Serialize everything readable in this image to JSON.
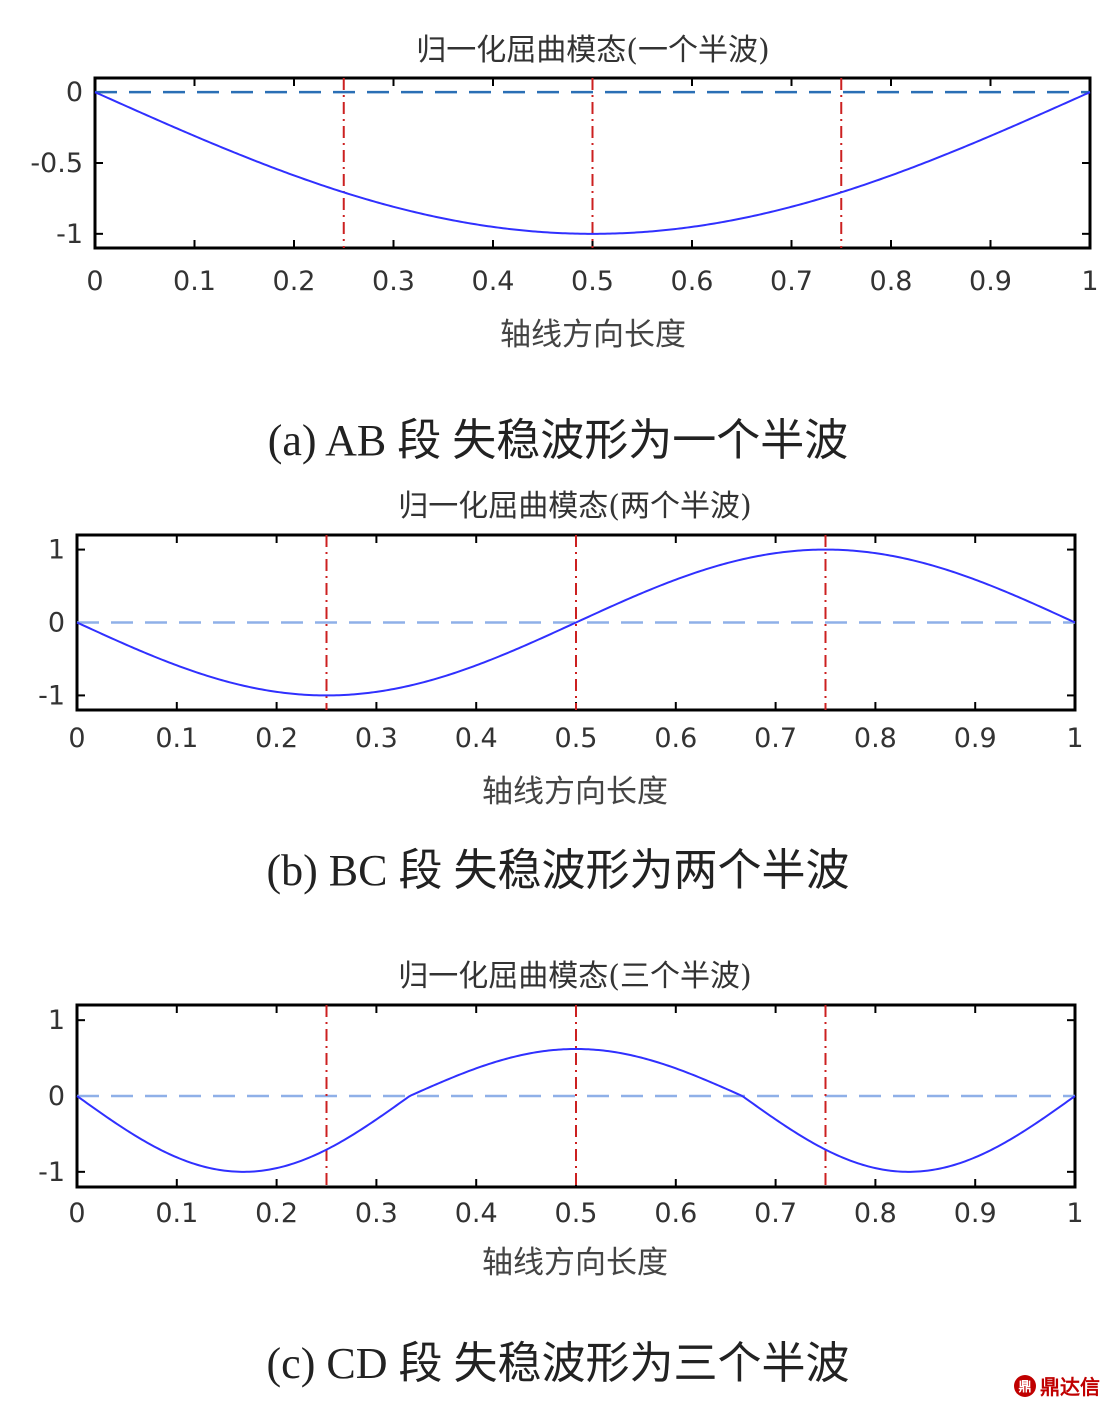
{
  "chart_data": [
    {
      "type": "line",
      "title": "归一化屈曲模态(一个半波)",
      "xlabel": "轴线方向长度",
      "ylabel": "",
      "xlim": [
        0,
        1
      ],
      "ylim": [
        -1.1,
        0.1
      ],
      "xticks": [
        "0",
        "0.1",
        "0.2",
        "0.3",
        "0.4",
        "0.5",
        "0.6",
        "0.7",
        "0.8",
        "0.9",
        "1"
      ],
      "yticks": [
        {
          "value": 0,
          "label": "0"
        },
        {
          "value": -0.5,
          "label": "-0.5"
        },
        {
          "value": -1,
          "label": "-1"
        }
      ],
      "series": [
        {
          "function": "-sin(pi*x)",
          "x": [
            0,
            0.25,
            0.5,
            0.75,
            1
          ],
          "values": [
            0,
            -0.71,
            -1,
            -0.71,
            0
          ]
        }
      ],
      "baseline": 0,
      "vlines": [
        0.25,
        0.5,
        0.75
      ],
      "caption": "(a)  AB 段  失稳波形为一个半波"
    },
    {
      "type": "line",
      "title": "归一化屈曲模态(两个半波)",
      "xlabel": "轴线方向长度",
      "ylabel": "",
      "xlim": [
        0,
        1
      ],
      "ylim": [
        -1.2,
        1.2
      ],
      "xticks": [
        "0",
        "0.1",
        "0.2",
        "0.3",
        "0.4",
        "0.5",
        "0.6",
        "0.7",
        "0.8",
        "0.9",
        "1"
      ],
      "yticks": [
        {
          "value": 1,
          "label": "1"
        },
        {
          "value": 0,
          "label": "0"
        },
        {
          "value": -1,
          "label": "-1"
        }
      ],
      "series": [
        {
          "function": "-sin(2*pi*x)",
          "x": [
            0,
            0.25,
            0.5,
            0.75,
            1
          ],
          "values": [
            0,
            -1,
            0,
            1,
            0
          ]
        }
      ],
      "baseline": 0,
      "vlines": [
        0.25,
        0.5,
        0.75
      ],
      "caption": "(b)  BC 段  失稳波形为两个半波"
    },
    {
      "type": "line",
      "title": "归一化屈曲模态(三个半波)",
      "xlabel": "轴线方向长度",
      "ylabel": "",
      "xlim": [
        0,
        1
      ],
      "ylim": [
        -1.2,
        1.2
      ],
      "xticks": [
        "0",
        "0.1",
        "0.2",
        "0.3",
        "0.4",
        "0.5",
        "0.6",
        "0.7",
        "0.8",
        "0.9",
        "1"
      ],
      "yticks": [
        {
          "value": 1,
          "label": "1"
        },
        {
          "value": 0,
          "label": "0"
        },
        {
          "value": -1,
          "label": "-1"
        }
      ],
      "series": [
        {
          "function": "-sin(3*pi*x)/0.96*0.6-ish",
          "x": [
            0,
            0.143,
            0.25,
            0.333,
            0.5,
            0.667,
            0.75,
            0.857,
            1
          ],
          "values": [
            0,
            -1,
            -0.58,
            0,
            0.62,
            0,
            -0.58,
            -1,
            0
          ]
        }
      ],
      "baseline": 0,
      "vlines": [
        0.25,
        0.5,
        0.75
      ],
      "caption": "(c)  CD 段  失稳波形为三个半波"
    }
  ],
  "colors": {
    "curve": "#3030ff",
    "baseline_a": "#2a6fb5",
    "baseline_bc": "#8fb0e8",
    "vline": "#cc2020",
    "axes": "#000000"
  },
  "watermark": {
    "text": "鼎达信",
    "icon": "logo-icon"
  }
}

#####

GIVEN PROBLEM -
Reproduce the listing exactly. Leave its pictures out.

EXERCISE RESPONSE -
Serialize everything readable in this image to JSON.
{
  "chart_data": [
    {
      "type": "line",
      "title": "归一化屈曲模态(一个半波)",
      "xlabel": "轴线方向长度",
      "ylabel": "",
      "xlim": [
        0,
        1
      ],
      "ylim": [
        -1.1,
        0.1
      ],
      "xticks": [
        "0",
        "0.1",
        "0.2",
        "0.3",
        "0.4",
        "0.5",
        "0.6",
        "0.7",
        "0.8",
        "0.9",
        "1"
      ],
      "yticks": [
        {
          "value": 0,
          "label": "0"
        },
        {
          "value": -0.5,
          "label": "-0.5"
        },
        {
          "value": -1,
          "label": "-1"
        }
      ],
      "series": [
        {
          "function": "-sin(pi*x)",
          "x": [
            0,
            0.25,
            0.5,
            0.75,
            1
          ],
          "values": [
            0,
            -0.71,
            -1,
            -0.71,
            0
          ]
        }
      ],
      "baseline": 0,
      "vlines": [
        0.25,
        0.5,
        0.75
      ],
      "caption": "(a)  AB 段  失稳波形为一个半波"
    },
    {
      "type": "line",
      "title": "归一化屈曲模态(两个半波)",
      "xlabel": "轴线方向长度",
      "ylabel": "",
      "xlim": [
        0,
        1
      ],
      "ylim": [
        -1.2,
        1.2
      ],
      "xticks": [
        "0",
        "0.1",
        "0.2",
        "0.3",
        "0.4",
        "0.5",
        "0.6",
        "0.7",
        "0.8",
        "0.9",
        "1"
      ],
      "yticks": [
        {
          "value": 1,
          "label": "1"
        },
        {
          "value": 0,
          "label": "0"
        },
        {
          "value": -1,
          "label": "-1"
        }
      ],
      "series": [
        {
          "function": "-sin(2*pi*x)",
          "x": [
            0,
            0.25,
            0.5,
            0.75,
            1
          ],
          "values": [
            0,
            -1,
            0,
            1,
            0
          ]
        }
      ],
      "baseline": 0,
      "vlines": [
        0.25,
        0.5,
        0.75
      ],
      "caption": "(b)  BC 段  失稳波形为两个半波"
    },
    {
      "type": "line",
      "title": "归一化屈曲模态(三个半波)",
      "xlabel": "轴线方向长度",
      "ylabel": "",
      "xlim": [
        0,
        1
      ],
      "ylim": [
        -1.2,
        1.2
      ],
      "xticks": [
        "0",
        "0.1",
        "0.2",
        "0.3",
        "0.4",
        "0.5",
        "0.6",
        "0.7",
        "0.8",
        "0.9",
        "1"
      ],
      "yticks": [
        {
          "value": 1,
          "label": "1"
        },
        {
          "value": 0,
          "label": "0"
        },
        {
          "value": -1,
          "label": "-1"
        }
      ],
      "series": [
        {
          "function": "-sin(3*pi*x)/0.96*0.6-ish",
          "x": [
            0,
            0.143,
            0.25,
            0.333,
            0.5,
            0.667,
            0.75,
            0.857,
            1
          ],
          "values": [
            0,
            -1,
            -0.58,
            0,
            0.62,
            0,
            -0.58,
            -1,
            0
          ]
        }
      ],
      "baseline": 0,
      "vlines": [
        0.25,
        0.5,
        0.75
      ],
      "caption": "(c)  CD 段  失稳波形为三个半波"
    }
  ],
  "colors": {
    "curve": "#3030ff",
    "baseline_a": "#2a6fb5",
    "baseline_bc": "#8fb0e8",
    "vline": "#cc2020",
    "axes": "#000000"
  },
  "watermark": {
    "text": "鼎达信",
    "icon": "logo-icon"
  }
}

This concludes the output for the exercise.